Count the lines below that include the word "right" and write that number alone.

####

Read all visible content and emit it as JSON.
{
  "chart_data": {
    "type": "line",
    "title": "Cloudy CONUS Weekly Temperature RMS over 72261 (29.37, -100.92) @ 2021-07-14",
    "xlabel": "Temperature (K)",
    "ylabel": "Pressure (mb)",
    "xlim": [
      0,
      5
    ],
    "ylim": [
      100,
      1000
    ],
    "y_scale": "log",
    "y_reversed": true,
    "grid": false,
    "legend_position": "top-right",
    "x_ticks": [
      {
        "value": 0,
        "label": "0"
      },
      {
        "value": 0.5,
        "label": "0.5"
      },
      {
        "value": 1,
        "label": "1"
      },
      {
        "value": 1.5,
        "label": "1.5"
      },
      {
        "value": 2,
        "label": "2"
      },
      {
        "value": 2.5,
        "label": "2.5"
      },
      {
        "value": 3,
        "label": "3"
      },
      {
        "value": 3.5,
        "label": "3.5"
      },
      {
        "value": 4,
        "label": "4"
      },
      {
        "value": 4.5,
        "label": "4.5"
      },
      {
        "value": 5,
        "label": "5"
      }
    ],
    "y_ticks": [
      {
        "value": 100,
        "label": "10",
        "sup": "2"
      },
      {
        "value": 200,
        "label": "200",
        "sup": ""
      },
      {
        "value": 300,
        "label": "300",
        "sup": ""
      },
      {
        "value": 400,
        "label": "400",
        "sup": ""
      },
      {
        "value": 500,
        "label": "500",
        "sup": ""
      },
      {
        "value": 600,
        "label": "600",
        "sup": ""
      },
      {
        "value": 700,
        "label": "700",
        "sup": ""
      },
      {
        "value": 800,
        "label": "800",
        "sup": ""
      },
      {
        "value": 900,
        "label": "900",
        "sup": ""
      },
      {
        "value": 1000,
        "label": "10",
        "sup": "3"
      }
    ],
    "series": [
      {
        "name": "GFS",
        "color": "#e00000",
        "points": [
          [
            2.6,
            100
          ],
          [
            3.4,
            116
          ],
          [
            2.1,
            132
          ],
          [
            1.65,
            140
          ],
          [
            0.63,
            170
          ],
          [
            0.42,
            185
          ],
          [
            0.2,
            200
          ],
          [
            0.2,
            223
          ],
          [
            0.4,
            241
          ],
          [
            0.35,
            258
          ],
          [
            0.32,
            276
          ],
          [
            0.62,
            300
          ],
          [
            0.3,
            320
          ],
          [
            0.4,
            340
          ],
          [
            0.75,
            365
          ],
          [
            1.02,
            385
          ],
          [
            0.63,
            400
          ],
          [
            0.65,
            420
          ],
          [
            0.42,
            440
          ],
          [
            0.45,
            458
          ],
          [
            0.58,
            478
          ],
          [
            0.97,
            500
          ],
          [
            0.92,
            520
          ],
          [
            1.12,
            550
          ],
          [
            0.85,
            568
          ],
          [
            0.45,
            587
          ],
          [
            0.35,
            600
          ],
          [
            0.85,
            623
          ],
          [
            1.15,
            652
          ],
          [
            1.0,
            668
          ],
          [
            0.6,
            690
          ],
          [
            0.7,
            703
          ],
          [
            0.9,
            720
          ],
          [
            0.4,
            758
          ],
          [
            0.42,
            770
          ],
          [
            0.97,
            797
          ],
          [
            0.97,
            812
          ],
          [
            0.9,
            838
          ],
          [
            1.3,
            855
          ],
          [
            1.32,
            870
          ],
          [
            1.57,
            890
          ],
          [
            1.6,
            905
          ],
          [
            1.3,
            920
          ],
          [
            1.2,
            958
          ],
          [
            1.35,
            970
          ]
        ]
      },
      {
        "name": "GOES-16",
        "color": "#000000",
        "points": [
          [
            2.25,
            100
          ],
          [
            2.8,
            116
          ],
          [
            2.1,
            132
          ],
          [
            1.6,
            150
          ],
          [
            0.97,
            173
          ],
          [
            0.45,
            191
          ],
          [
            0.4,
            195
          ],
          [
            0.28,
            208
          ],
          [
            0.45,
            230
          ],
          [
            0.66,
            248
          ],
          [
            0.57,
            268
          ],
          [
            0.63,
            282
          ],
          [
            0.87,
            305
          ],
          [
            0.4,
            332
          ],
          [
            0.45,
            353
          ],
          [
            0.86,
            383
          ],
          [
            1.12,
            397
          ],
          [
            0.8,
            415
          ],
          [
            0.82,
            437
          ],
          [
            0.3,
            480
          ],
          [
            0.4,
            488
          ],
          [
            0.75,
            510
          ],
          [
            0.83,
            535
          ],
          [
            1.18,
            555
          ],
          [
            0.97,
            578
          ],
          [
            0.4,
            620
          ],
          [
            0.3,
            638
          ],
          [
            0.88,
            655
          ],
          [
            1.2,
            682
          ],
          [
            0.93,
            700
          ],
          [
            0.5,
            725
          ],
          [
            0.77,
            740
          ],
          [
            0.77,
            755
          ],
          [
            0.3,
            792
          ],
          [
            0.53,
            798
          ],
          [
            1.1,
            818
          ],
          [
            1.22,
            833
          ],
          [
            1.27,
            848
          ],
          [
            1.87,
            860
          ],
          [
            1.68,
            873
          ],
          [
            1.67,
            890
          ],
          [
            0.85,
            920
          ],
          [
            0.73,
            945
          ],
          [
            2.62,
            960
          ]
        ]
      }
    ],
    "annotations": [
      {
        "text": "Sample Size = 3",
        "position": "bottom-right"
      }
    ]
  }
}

####

Answer to this task |
2